■ KUTIPAN TEKS
----

Imajinasi pada kursi, apalagi di musim Pemilu Legislatif dan Pilpres lalu, selalu menyisakan kenangan untuk dicandai kembali. Apa yang terjadi pada pertunjukan Adminus Anderskor yang bersyahwat social claimber patutlah menjadi teladan bagi kita semua yang berfantasi dalam hidupnya untuk duduk di kursi. Orang dalam kumpulan massa banyak berduyun datang membawa upeti, oleh-oleh, yang merknya beragam macam. Ada pekerjaan tender proyek, jaminan dalam lelang jabatan, saham, investisai seumur hidup, tambang, migas sampai pada kelas yang similiekete.
Kursi selalu menyimpan imajinasi tersendiri. Memang. Ibarat sumber mata air yang tidak pernah habis-habisnya ditimba untuk di minum dan dikeruk sedalamnya. Ia selalu melahirkan syahwat buruk, untuk terus diambil. Bahkan dikapitalisasi, diperebutkan di ruang-ruang paling private dan publik.

----

■ DATA YANG DITAMPILKAN
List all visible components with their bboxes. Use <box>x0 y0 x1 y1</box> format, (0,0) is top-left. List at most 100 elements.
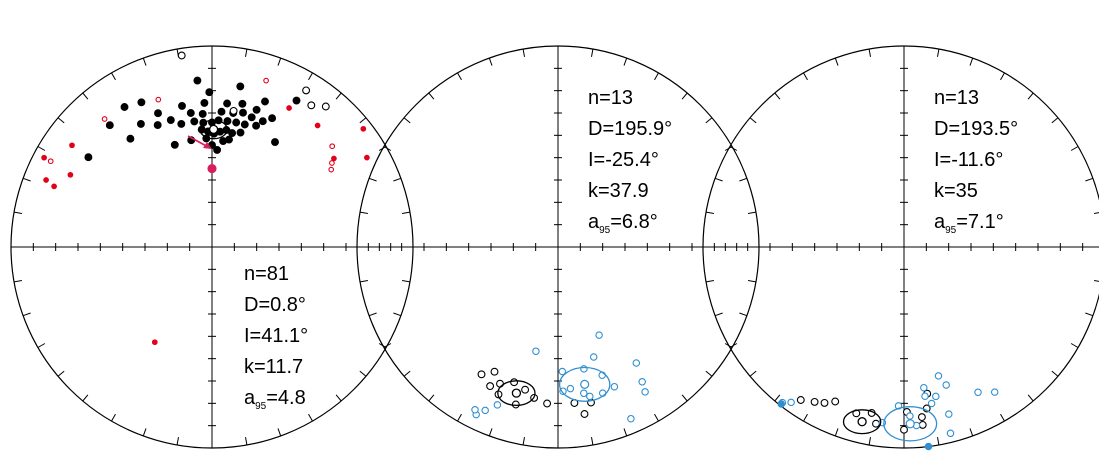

----

■ SOAL
(1) Berdasarkan teks tentang kursi, jelaskan mengapa kursi diibaratkan sumber mata air dalam satu sampai tiga kalimat.
(2) Cetaklah bagian dari teks tentang kursi yang dibuka dengan kata-kata yang memuat "Imajinasi pada kursi, apalagi" dan ditutup dengan "kelas yang similiekete.".

■ JAWABAN LATIHAN
(1) Kursi diibaratkan sumber mata air karena mata air itu tidak pernah habis-habisnya ditimba untuk diminum dan dikeruk sedalamnya. Dengan perumpamaan itu, kursi digambarkan selalu melahirkan syahwat buruk untuk terus diambil, bahkan dikapitalisasi dan diperebutkan di ruang-ruang paling private dan publik.

(2)
Imajinasi pada kursi, apalagi di musim Pemilu Legislatif dan Pilpres lalu, selalu menyisakan kenangan untuk dicandai kembali. Apa yang terjadi pada pertunjukan Adminus Anderskor yang bersyahwat social claimber patutlah menjadi teladan bagi kita semua yang berfantasi dalam hidupnya untuk duduk di kursi. Orang dalam kumpulan massa banyak berduyun datang membawa upeti, oleh-oleh, yang merknya beragam macam. Ada pekerjaan tender proyek, jaminan dalam lelang jabatan, saham, investisai seumur hidup, tambang, migas sampai pada kelas yang similiekete.